● **Entries supplied**
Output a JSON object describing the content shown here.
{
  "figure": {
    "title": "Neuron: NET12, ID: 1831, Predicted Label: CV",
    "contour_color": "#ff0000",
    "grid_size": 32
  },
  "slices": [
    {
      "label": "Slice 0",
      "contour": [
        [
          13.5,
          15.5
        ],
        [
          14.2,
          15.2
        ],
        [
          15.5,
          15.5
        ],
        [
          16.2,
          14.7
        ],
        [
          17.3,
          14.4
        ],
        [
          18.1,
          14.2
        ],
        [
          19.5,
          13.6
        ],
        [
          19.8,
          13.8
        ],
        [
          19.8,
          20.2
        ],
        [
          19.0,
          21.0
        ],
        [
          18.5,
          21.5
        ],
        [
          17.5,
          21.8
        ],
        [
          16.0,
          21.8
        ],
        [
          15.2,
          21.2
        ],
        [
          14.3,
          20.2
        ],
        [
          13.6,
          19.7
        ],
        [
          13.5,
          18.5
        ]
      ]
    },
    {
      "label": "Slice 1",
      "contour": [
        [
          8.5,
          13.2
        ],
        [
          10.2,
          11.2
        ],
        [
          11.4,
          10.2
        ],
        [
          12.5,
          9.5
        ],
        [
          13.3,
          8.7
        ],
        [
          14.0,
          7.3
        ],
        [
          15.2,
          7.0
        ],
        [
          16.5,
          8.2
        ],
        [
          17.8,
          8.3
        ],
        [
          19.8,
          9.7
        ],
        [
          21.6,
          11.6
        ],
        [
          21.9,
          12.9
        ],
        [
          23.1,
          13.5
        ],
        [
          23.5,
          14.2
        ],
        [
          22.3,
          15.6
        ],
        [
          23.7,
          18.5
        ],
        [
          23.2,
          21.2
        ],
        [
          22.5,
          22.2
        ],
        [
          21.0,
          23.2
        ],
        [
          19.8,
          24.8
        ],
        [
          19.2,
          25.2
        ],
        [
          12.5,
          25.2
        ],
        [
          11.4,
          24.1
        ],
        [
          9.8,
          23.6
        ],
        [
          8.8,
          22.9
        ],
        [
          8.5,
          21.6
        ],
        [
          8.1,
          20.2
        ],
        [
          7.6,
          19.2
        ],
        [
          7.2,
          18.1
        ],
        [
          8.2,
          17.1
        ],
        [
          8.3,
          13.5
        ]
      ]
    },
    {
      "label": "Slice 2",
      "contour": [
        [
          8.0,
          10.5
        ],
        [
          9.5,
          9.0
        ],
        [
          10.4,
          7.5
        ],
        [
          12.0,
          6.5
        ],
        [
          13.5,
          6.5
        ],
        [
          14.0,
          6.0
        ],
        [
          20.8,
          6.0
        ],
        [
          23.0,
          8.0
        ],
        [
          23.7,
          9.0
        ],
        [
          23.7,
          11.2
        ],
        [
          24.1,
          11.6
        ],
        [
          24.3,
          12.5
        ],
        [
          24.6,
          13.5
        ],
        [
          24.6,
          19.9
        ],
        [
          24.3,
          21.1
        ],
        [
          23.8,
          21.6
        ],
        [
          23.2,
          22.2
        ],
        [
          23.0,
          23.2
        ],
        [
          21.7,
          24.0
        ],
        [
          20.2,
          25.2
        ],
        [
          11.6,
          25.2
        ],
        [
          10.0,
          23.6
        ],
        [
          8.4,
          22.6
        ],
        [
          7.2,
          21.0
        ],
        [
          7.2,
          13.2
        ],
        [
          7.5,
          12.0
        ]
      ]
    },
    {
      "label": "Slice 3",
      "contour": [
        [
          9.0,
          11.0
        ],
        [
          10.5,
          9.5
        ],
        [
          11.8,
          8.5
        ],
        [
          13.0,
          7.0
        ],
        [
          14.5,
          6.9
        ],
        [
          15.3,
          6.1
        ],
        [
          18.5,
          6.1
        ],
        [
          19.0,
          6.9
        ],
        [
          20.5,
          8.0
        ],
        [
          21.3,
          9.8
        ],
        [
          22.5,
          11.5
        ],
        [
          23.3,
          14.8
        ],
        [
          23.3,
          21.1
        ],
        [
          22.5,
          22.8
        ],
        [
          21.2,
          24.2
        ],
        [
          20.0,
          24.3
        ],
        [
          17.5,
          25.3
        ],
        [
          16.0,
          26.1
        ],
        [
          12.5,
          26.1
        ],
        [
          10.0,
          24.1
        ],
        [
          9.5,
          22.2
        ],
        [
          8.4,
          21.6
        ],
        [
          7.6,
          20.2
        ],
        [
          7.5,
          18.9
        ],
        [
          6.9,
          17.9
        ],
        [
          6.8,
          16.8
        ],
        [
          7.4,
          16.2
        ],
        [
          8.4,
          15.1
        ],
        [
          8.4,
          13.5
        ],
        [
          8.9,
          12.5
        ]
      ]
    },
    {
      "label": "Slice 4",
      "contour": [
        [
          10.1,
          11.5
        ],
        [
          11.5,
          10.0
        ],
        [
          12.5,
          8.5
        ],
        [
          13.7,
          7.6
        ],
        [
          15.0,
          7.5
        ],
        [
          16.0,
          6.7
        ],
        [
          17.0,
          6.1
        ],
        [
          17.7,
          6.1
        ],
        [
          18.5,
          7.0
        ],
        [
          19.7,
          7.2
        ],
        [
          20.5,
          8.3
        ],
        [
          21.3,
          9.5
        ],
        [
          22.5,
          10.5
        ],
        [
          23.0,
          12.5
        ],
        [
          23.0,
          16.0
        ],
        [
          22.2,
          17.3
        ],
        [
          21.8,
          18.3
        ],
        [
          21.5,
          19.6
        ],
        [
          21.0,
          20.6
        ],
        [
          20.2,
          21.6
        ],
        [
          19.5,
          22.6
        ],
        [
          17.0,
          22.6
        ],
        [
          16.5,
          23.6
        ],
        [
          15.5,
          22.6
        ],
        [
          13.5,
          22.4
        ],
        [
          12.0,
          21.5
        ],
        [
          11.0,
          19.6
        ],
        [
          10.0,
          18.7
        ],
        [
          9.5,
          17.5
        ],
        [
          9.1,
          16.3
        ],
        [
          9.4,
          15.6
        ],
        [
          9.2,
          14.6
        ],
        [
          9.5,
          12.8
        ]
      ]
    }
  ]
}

● **Task instructions**
Above are the records; copy all of them exactly.

● **Solution below**
Output a JSON object describing the content shown here.
{
  "figure": {
    "title": "Neuron: NET12, ID: 1831, Predicted Label: CV",
    "contour_color": "#ff0000",
    "grid_size": 32
  },
  "slices": [
    {
      "label": "Slice 0",
      "contour": [
        [
          13.5,
          15.5
        ],
        [
          14.2,
          15.2
        ],
        [
          15.5,
          15.5
        ],
        [
          16.2,
          14.7
        ],
        [
          17.3,
          14.4
        ],
        [
          18.1,
          14.2
        ],
        [
          19.5,
          13.6
        ],
        [
          19.8,
          13.8
        ],
        [
          19.8,
          20.2
        ],
        [
          19.0,
          21.0
        ],
        [
          18.5,
          21.5
        ],
        [
          17.5,
          21.8
        ],
        [
          16.0,
          21.8
        ],
        [
          15.2,
          21.2
        ],
        [
          14.3,
          20.2
        ],
        [
          13.6,
          19.7
        ],
        [
          13.5,
          18.5
        ]
      ]
    },
    {
      "label": "Slice 1",
      "contour": [
        [
          8.5,
          13.2
        ],
        [
          10.2,
          11.2
        ],
        [
          11.4,
          10.2
        ],
        [
          12.5,
          9.5
        ],
        [
          13.3,
          8.7
        ],
        [
          14.0,
          7.3
        ],
        [
          15.2,
          7.0
        ],
        [
          16.5,
          8.2
        ],
        [
          17.8,
          8.3
        ],
        [
          19.8,
          9.7
        ],
        [
          21.6,
          11.6
        ],
        [
          21.9,
          12.9
        ],
        [
          23.1,
          13.5
        ],
        [
          23.5,
          14.2
        ],
        [
          22.3,
          15.6
        ],
        [
          23.7,
          18.5
        ],
        [
          23.2,
          21.2
        ],
        [
          22.5,
          22.2
        ],
        [
          21.0,
          23.2
        ],
        [
          19.8,
          24.8
        ],
        [
          19.2,
          25.2
        ],
        [
          12.5,
          25.2
        ],
        [
          11.4,
          24.1
        ],
        [
          9.8,
          23.6
        ],
        [
          8.8,
          22.9
        ],
        [
          8.5,
          21.6
        ],
        [
          8.1,
          20.2
        ],
        [
          7.6,
          19.2
        ],
        [
          7.2,
          18.1
        ],
        [
          8.2,
          17.1
        ],
        [
          8.3,
          13.5
        ]
      ]
    },
    {
      "label": "Slice 2",
      "contour": [
        [
          8.0,
          10.5
        ],
        [
          9.5,
          9.0
        ],
        [
          10.4,
          7.5
        ],
        [
          12.0,
          6.5
        ],
        [
          13.5,
          6.5
        ],
        [
          14.0,
          6.0
        ],
        [
          20.8,
          6.0
        ],
        [
          23.0,
          8.0
        ],
        [
          23.7,
          9.0
        ],
        [
          23.7,
          11.2
        ],
        [
          24.1,
          11.6
        ],
        [
          24.3,
          12.5
        ],
        [
          24.6,
          13.5
        ],
        [
          24.6,
          19.9
        ],
        [
          24.3,
          21.1
        ],
        [
          23.8,
          21.6
        ],
        [
          23.2,
          22.2
        ],
        [
          23.0,
          23.2
        ],
        [
          21.7,
          24.0
        ],
        [
          20.2,
          25.2
        ],
        [
          11.6,
          25.2
        ],
        [
          10.0,
          23.6
        ],
        [
          8.4,
          22.6
        ],
        [
          7.2,
          21.0
        ],
        [
          7.2,
          13.2
        ],
        [
          7.5,
          12.0
        ]
      ]
    },
    {
      "label": "Slice 3",
      "contour": [
        [
          9.0,
          11.0
        ],
        [
          10.5,
          9.5
        ],
        [
          11.8,
          8.5
        ],
        [
          13.0,
          7.0
        ],
        [
          14.5,
          6.9
        ],
        [
          15.3,
          6.1
        ],
        [
          18.5,
          6.1
        ],
        [
          19.0,
          6.9
        ],
        [
          20.5,
          8.0
        ],
        [
          21.3,
          9.8
        ],
        [
          22.5,
          11.5
        ],
        [
          23.3,
          14.8
        ],
        [
          23.3,
          21.1
        ],
        [
          22.5,
          22.8
        ],
        [
          21.2,
          24.2
        ],
        [
          20.0,
          24.3
        ],
        [
          17.5,
          25.3
        ],
        [
          16.0,
          26.1
        ],
        [
          12.5,
          26.1
        ],
        [
          10.0,
          24.1
        ],
        [
          9.5,
          22.2
        ],
        [
          8.4,
          21.6
        ],
        [
          7.6,
          20.2
        ],
        [
          7.5,
          18.9
        ],
        [
          6.9,
          17.9
        ],
        [
          6.8,
          16.8
        ],
        [
          7.4,
          16.2
        ],
        [
          8.4,
          15.1
        ],
        [
          8.4,
          13.5
        ],
        [
          8.9,
          12.5
        ]
      ]
    },
    {
      "label": "Slice 4",
      "contour": [
        [
          10.1,
          11.5
        ],
        [
          11.5,
          10.0
        ],
        [
          12.5,
          8.5
        ],
        [
          13.7,
          7.6
        ],
        [
          15.0,
          7.5
        ],
        [
          16.0,
          6.7
        ],
        [
          17.0,
          6.1
        ],
        [
          17.7,
          6.1
        ],
        [
          18.5,
          7.0
        ],
        [
          19.7,
          7.2
        ],
        [
          20.5,
          8.3
        ],
        [
          21.3,
          9.5
        ],
        [
          22.5,
          10.5
        ],
        [
          23.0,
          12.5
        ],
        [
          23.0,
          16.0
        ],
        [
          22.2,
          17.3
        ],
        [
          21.8,
          18.3
        ],
        [
          21.5,
          19.6
        ],
        [
          21.0,
          20.6
        ],
        [
          20.2,
          21.6
        ],
        [
          19.5,
          22.6
        ],
        [
          17.0,
          22.6
        ],
        [
          16.5,
          23.6
        ],
        [
          15.5,
          22.6
        ],
        [
          13.5,
          22.4
        ],
        [
          12.0,
          21.5
        ],
        [
          11.0,
          19.6
        ],
        [
          10.0,
          18.7
        ],
        [
          9.5,
          17.5
        ],
        [
          9.1,
          16.3
        ],
        [
          9.4,
          15.6
        ],
        [
          9.2,
          14.6
        ],
        [
          9.5,
          12.8
        ]
      ]
    }
  ]
}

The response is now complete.